* **Exercise goal**:
Write out all the material exactly. Leave nothing out.

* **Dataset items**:
_ _ _ _ _

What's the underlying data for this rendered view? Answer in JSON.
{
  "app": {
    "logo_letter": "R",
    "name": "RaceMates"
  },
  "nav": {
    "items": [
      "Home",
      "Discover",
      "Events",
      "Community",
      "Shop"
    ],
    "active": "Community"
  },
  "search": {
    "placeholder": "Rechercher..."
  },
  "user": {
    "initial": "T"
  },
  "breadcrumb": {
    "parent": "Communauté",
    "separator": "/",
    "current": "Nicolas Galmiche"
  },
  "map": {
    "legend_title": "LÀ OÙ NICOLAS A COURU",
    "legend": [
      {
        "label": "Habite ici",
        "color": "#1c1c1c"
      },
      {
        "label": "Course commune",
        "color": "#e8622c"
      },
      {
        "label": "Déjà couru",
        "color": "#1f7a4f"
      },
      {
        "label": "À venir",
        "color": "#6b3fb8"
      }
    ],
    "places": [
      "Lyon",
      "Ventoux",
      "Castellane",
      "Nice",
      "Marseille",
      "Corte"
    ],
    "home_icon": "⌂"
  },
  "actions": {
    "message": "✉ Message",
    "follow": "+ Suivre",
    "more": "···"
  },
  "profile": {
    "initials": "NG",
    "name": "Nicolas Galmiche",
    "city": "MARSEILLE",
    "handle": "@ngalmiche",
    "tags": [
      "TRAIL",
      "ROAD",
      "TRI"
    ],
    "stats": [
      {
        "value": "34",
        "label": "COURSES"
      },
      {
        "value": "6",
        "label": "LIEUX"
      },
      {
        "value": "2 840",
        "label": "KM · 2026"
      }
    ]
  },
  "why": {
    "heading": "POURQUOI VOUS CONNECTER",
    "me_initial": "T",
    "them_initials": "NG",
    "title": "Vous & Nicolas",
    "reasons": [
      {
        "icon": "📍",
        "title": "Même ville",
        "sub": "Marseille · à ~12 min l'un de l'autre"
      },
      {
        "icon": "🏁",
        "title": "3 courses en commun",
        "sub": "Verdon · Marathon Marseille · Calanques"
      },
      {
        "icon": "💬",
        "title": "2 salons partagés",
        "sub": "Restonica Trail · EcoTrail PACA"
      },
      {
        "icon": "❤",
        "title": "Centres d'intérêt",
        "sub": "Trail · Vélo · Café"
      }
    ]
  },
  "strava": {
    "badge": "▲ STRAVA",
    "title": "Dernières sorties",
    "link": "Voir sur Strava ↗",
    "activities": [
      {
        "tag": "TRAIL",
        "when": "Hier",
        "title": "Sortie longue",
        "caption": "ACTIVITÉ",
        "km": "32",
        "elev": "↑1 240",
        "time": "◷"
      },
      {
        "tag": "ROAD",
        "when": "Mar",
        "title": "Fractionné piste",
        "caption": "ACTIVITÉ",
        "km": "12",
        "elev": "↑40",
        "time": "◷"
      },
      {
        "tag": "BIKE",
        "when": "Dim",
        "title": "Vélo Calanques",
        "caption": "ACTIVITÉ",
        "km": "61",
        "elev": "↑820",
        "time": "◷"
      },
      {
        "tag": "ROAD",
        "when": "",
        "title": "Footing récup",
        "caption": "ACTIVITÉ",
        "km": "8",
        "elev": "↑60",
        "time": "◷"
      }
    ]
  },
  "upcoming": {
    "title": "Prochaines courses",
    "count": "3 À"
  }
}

_ _ _ _ _

* **Solution to this task**:
What's the underlying data for this rendered view? Answer in JSON.
{
  "app": {
    "logo_letter": "R",
    "name": "RaceMates"
  },
  "nav": {
    "items": [
      "Home",
      "Discover",
      "Events",
      "Community",
      "Shop"
    ],
    "active": "Community"
  },
  "search": {
    "placeholder": "Rechercher..."
  },
  "user": {
    "initial": "T"
  },
  "breadcrumb": {
    "parent": "Communauté",
    "separator": "/",
    "current": "Nicolas Galmiche"
  },
  "map": {
    "legend_title": "LÀ OÙ NICOLAS A COURU",
    "legend": [
      {
        "label": "Habite ici",
        "color": "#1c1c1c"
      },
      {
        "label": "Course commune",
        "color": "#e8622c"
      },
      {
        "label": "Déjà couru",
        "color": "#1f7a4f"
      },
      {
        "label": "À venir",
        "color": "#6b3fb8"
      }
    ],
    "places": [
      "Lyon",
      "Ventoux",
      "Castellane",
      "Nice",
      "Marseille",
      "Corte"
    ],
    "home_icon": "⌂"
  },
  "actions": {
    "message": "✉ Message",
    "follow": "+ Suivre",
    "more": "···"
  },
  "profile": {
    "initials": "NG",
    "name": "Nicolas Galmiche",
    "city": "MARSEILLE",
    "handle": "@ngalmiche",
    "tags": [
      "TRAIL",
      "ROAD",
      "TRI"
    ],
    "stats": [
      {
        "value": "34",
        "label": "COURSES"
      },
      {
        "value": "6",
        "label": "LIEUX"
      },
      {
        "value": "2 840",
        "label": "KM · 2026"
      }
    ]
  },
  "why": {
    "heading": "POURQUOI VOUS CONNECTER",
    "me_initial": "T",
    "them_initials": "NG",
    "title": "Vous & Nicolas",
    "reasons": [
      {
        "icon": "📍",
        "title": "Même ville",
        "sub": "Marseille · à ~12 min l'un de l'autre"
      },
      {
        "icon": "🏁",
        "title": "3 courses en commun",
        "sub": "Verdon · Marathon Marseille · Calanques"
      },
      {
        "icon": "💬",
        "title": "2 salons partagés",
        "sub": "Restonica Trail · EcoTrail PACA"
      },
      {
        "icon": "❤",
        "title": "Centres d'intérêt",
        "sub": "Trail · Vélo · Café"
      }
    ]
  },
  "strava": {
    "badge": "▲ STRAVA",
    "title": "Dernières sorties",
    "link": "Voir sur Strava ↗",
    "activities": [
      {
        "tag": "TRAIL",
        "when": "Hier",
        "title": "Sortie longue",
        "caption": "ACTIVITÉ",
        "km": "32",
        "elev": "↑1 240",
        "time": "◷"
      },
      {
        "tag": "ROAD",
        "when": "Mar",
        "title": "Fractionné piste",
        "caption": "ACTIVITÉ",
        "km": "12",
        "elev": "↑40",
        "time": "◷"
      },
      {
        "tag": "BIKE",
        "when": "Dim",
        "title": "Vélo Calanques",
        "caption": "ACTIVITÉ",
        "km": "61",
        "elev": "↑820",
        "time": "◷"
      },
      {
        "tag": "ROAD",
        "when": "",
        "title": "Footing récup",
        "caption": "ACTIVITÉ",
        "km": "8",
        "elev": "↑60",
        "time": "◷"
      }
    ]
  },
  "upcoming": {
    "title": "Prochaines courses",
    "count": "3 À"
  }
}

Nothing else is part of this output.